# Your objective
Please give the entries again in full and exactly, without any picture.

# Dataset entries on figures
>>>>>
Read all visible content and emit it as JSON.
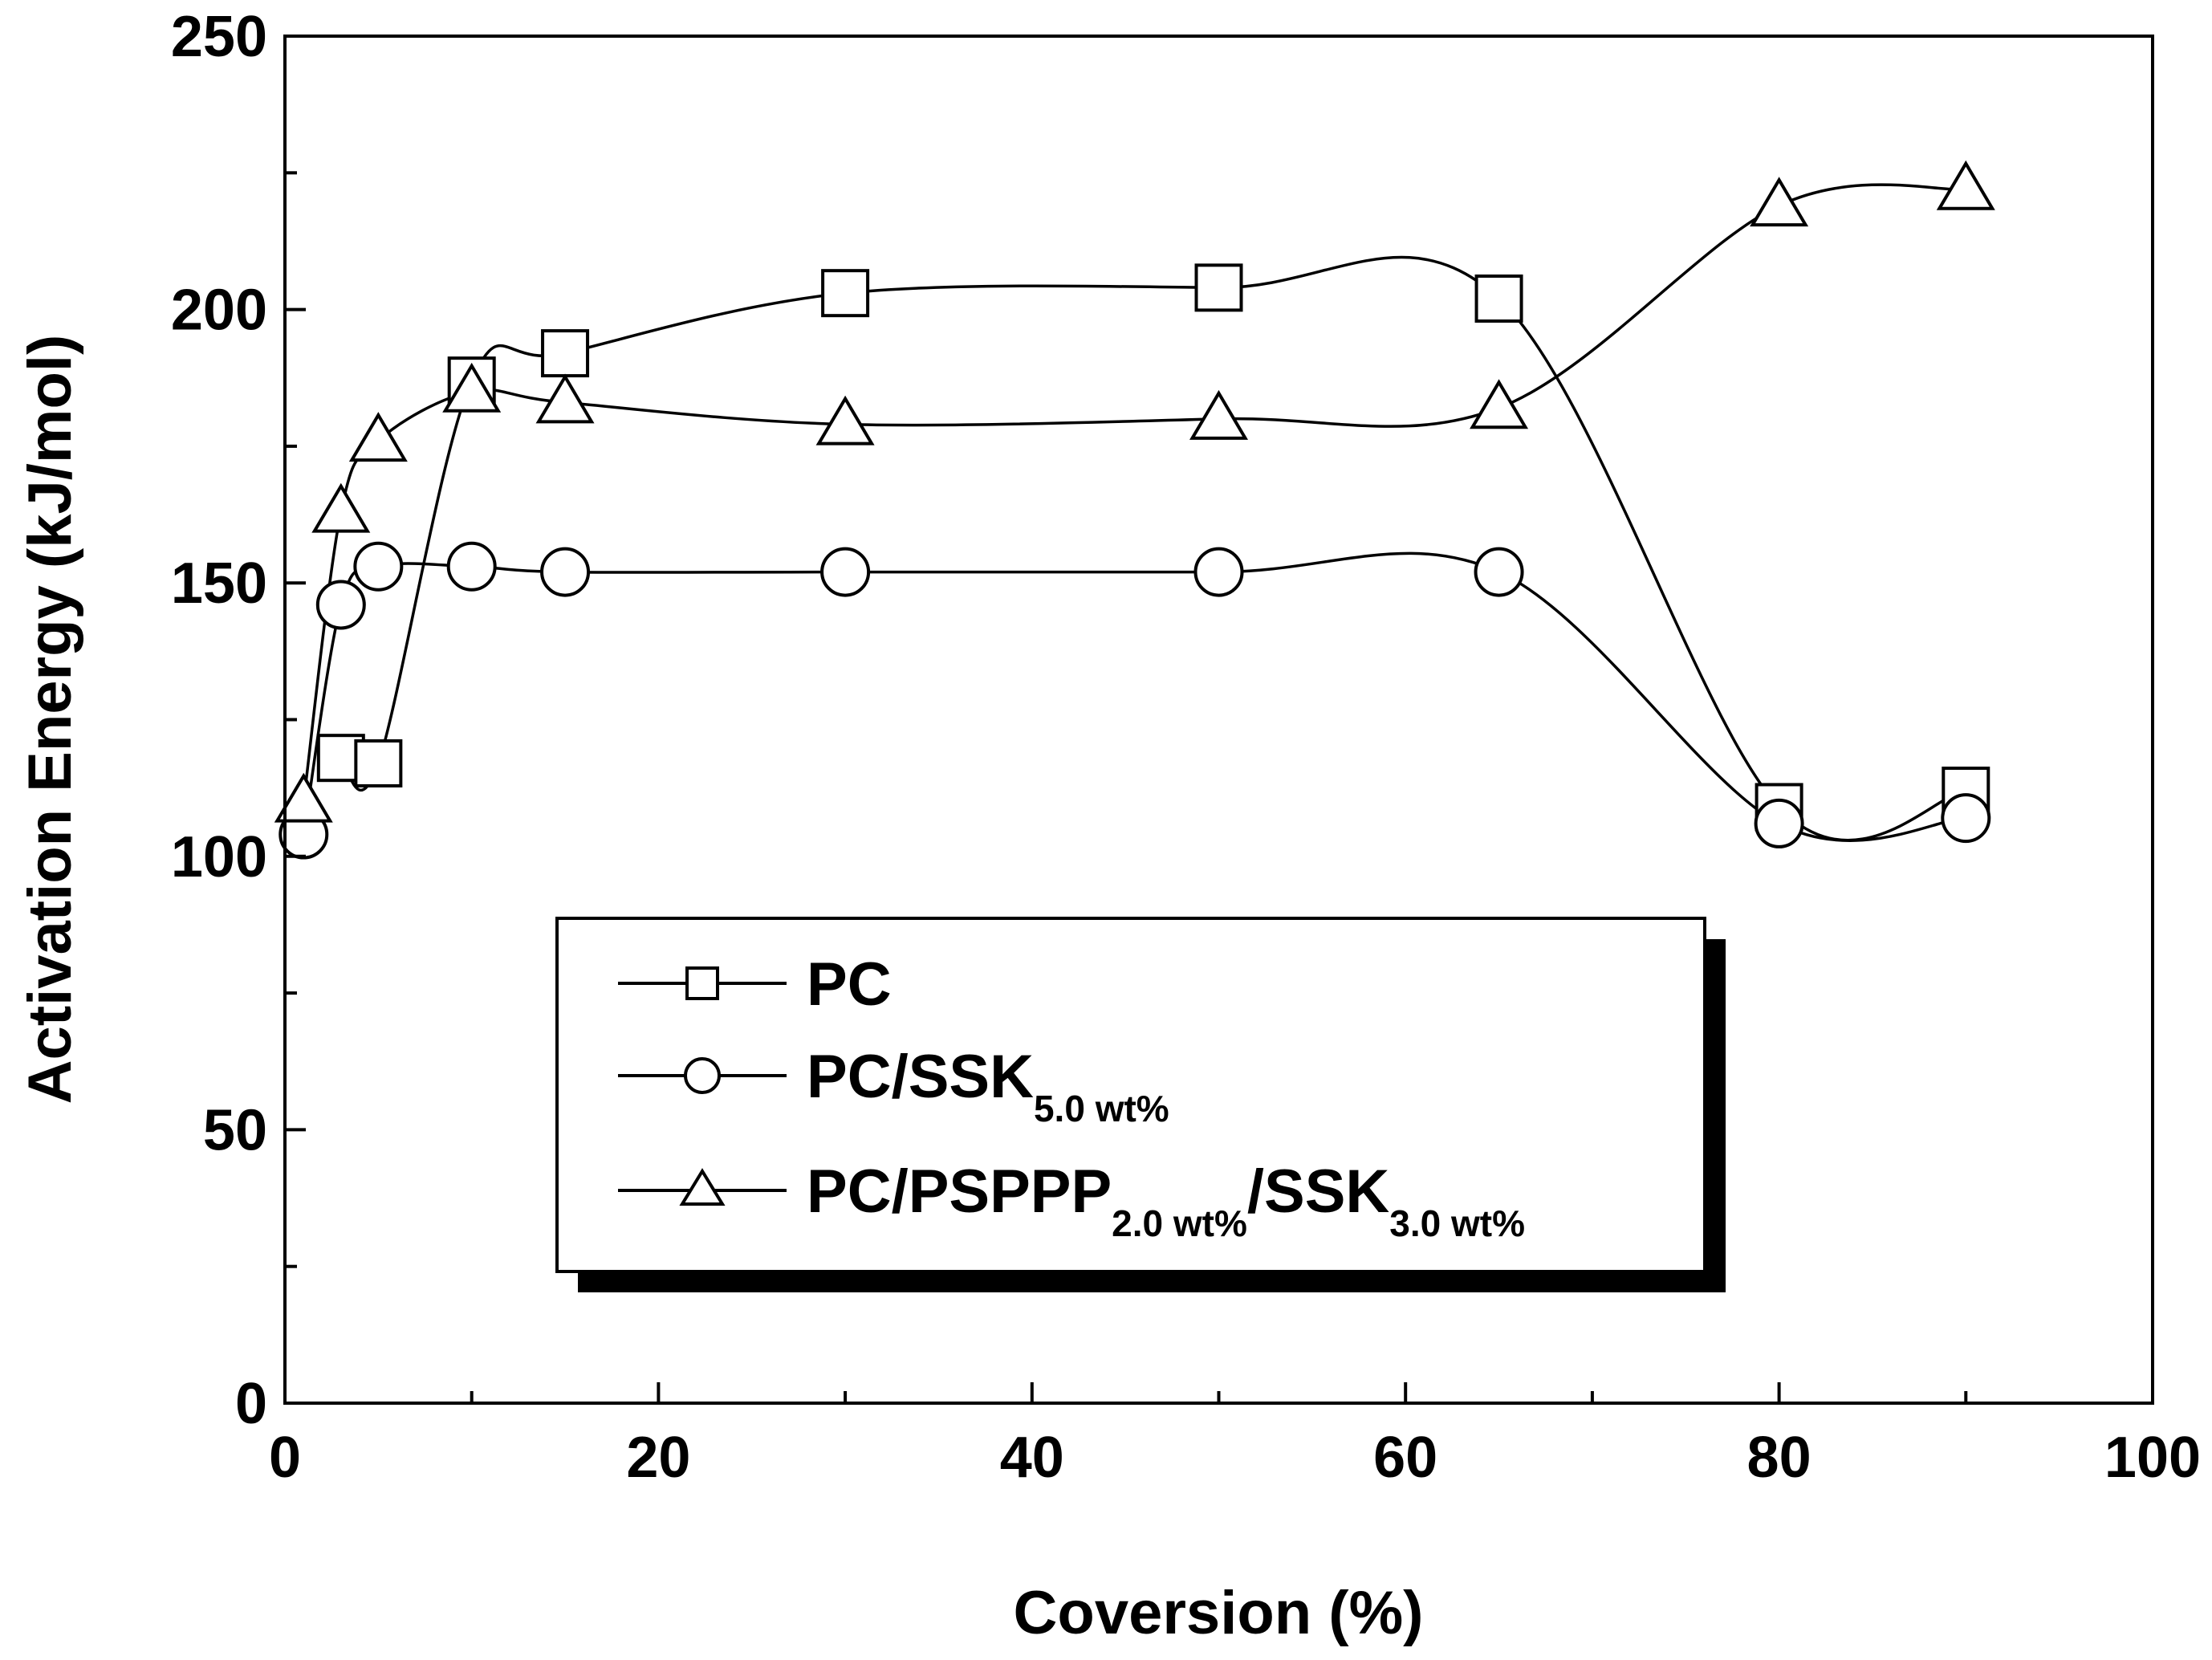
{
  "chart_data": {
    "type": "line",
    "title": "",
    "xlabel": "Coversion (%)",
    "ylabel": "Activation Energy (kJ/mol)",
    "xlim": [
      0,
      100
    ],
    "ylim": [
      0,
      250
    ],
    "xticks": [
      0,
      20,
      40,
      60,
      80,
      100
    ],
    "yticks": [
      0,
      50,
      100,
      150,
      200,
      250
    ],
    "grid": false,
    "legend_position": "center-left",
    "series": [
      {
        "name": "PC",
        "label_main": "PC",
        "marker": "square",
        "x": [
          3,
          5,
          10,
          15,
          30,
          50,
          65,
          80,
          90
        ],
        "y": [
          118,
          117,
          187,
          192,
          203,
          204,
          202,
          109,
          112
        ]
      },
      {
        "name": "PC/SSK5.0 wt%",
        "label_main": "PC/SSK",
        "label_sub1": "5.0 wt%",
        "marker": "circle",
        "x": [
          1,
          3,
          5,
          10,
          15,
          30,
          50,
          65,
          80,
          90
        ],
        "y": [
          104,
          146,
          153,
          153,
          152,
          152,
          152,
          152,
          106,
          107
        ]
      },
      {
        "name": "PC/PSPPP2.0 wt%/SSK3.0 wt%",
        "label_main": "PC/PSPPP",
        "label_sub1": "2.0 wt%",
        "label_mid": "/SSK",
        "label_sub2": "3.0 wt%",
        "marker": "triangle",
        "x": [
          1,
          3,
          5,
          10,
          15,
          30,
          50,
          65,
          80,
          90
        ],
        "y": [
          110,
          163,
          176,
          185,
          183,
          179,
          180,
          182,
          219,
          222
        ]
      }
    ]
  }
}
<<<<<
# Exercise response
Read all visible content and emit it as JSON.
{
  "chart_data": {
    "type": "line",
    "title": "",
    "xlabel": "Coversion (%)",
    "ylabel": "Activation Energy (kJ/mol)",
    "xlim": [
      0,
      100
    ],
    "ylim": [
      0,
      250
    ],
    "xticks": [
      0,
      20,
      40,
      60,
      80,
      100
    ],
    "yticks": [
      0,
      50,
      100,
      150,
      200,
      250
    ],
    "grid": false,
    "legend_position": "center-left",
    "series": [
      {
        "name": "PC",
        "label_main": "PC",
        "marker": "square",
        "x": [
          3,
          5,
          10,
          15,
          30,
          50,
          65,
          80,
          90
        ],
        "y": [
          118,
          117,
          187,
          192,
          203,
          204,
          202,
          109,
          112
        ]
      },
      {
        "name": "PC/SSK5.0 wt%",
        "label_main": "PC/SSK",
        "label_sub1": "5.0 wt%",
        "marker": "circle",
        "x": [
          1,
          3,
          5,
          10,
          15,
          30,
          50,
          65,
          80,
          90
        ],
        "y": [
          104,
          146,
          153,
          153,
          152,
          152,
          152,
          152,
          106,
          107
        ]
      },
      {
        "name": "PC/PSPPP2.0 wt%/SSK3.0 wt%",
        "label_main": "PC/PSPPP",
        "label_sub1": "2.0 wt%",
        "label_mid": "/SSK",
        "label_sub2": "3.0 wt%",
        "marker": "triangle",
        "x": [
          1,
          3,
          5,
          10,
          15,
          30,
          50,
          65,
          80,
          90
        ],
        "y": [
          110,
          163,
          176,
          185,
          183,
          179,
          180,
          182,
          219,
          222
        ]
      }
    ]
  }
}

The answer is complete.